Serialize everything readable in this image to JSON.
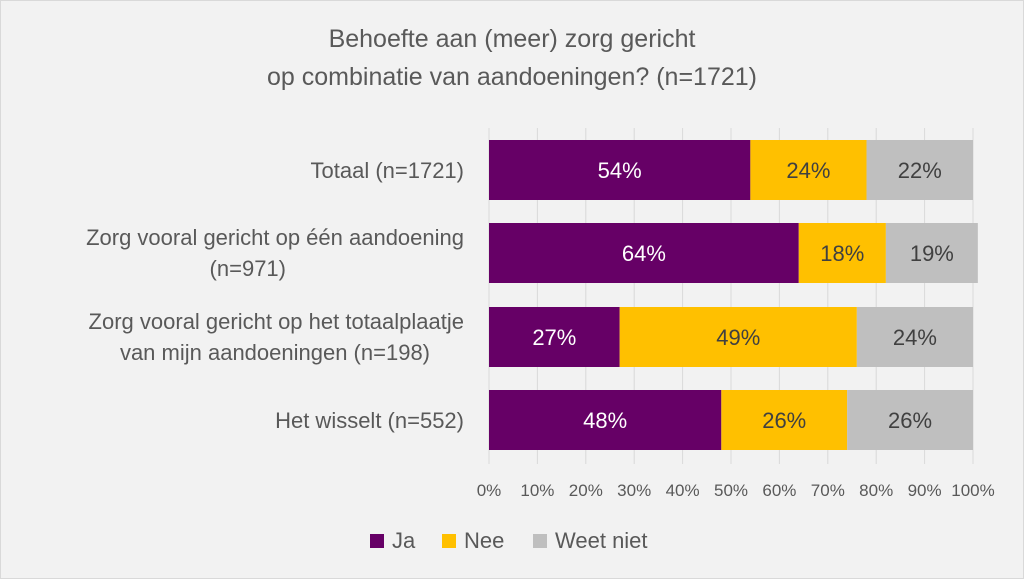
{
  "chart_data": {
    "type": "bar",
    "orientation": "horizontal",
    "stacked": true,
    "title": "Behoefte aan (meer) zorg gericht op combinatie van aandoeningen? (n=1721)",
    "title_lines": [
      "Behoefte aan (meer) zorg gericht",
      "op combinatie van aandoeningen? (n=1721)"
    ],
    "categories": [
      [
        "Totaal (n=1721)"
      ],
      [
        "Zorg vooral gericht op één aandoening",
        "(n=971)"
      ],
      [
        "Zorg vooral gericht op het totaalplaatje",
        "van mijn aandoeningen (n=198)"
      ],
      [
        "Het wisselt (n=552)"
      ]
    ],
    "series": [
      {
        "name": "Ja",
        "color": "#660066",
        "label_color": "#ffffff",
        "values": [
          54,
          64,
          27,
          48
        ],
        "labels": [
          "54%",
          "64%",
          "27%",
          "48%"
        ]
      },
      {
        "name": "Nee",
        "color": "#ffc000",
        "label_color": "#404040",
        "values": [
          24,
          18,
          49,
          26
        ],
        "labels": [
          "24%",
          "18%",
          "49%",
          "26%"
        ]
      },
      {
        "name": "Weet niet",
        "color": "#bfbfbf",
        "label_color": "#404040",
        "values": [
          22,
          19,
          24,
          26
        ],
        "labels": [
          "22%",
          "19%",
          "24%",
          "26%"
        ]
      }
    ],
    "xlim": [
      0,
      100
    ],
    "xticks": [
      "0%",
      "10%",
      "20%",
      "30%",
      "40%",
      "50%",
      "60%",
      "70%",
      "80%",
      "90%",
      "100%"
    ],
    "grid": true,
    "legend_position": "bottom"
  }
}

### Task to carry out
Read the entries and select each line where the word "aandoeningen" is found.

### Worked answer
    "title": "Behoefte aan (meer) zorg gericht op combinatie van aandoeningen? (n=1721)",
      "op combinatie van aandoeningen? (n=1721)"
        "van mijn aandoeningen (n=198)"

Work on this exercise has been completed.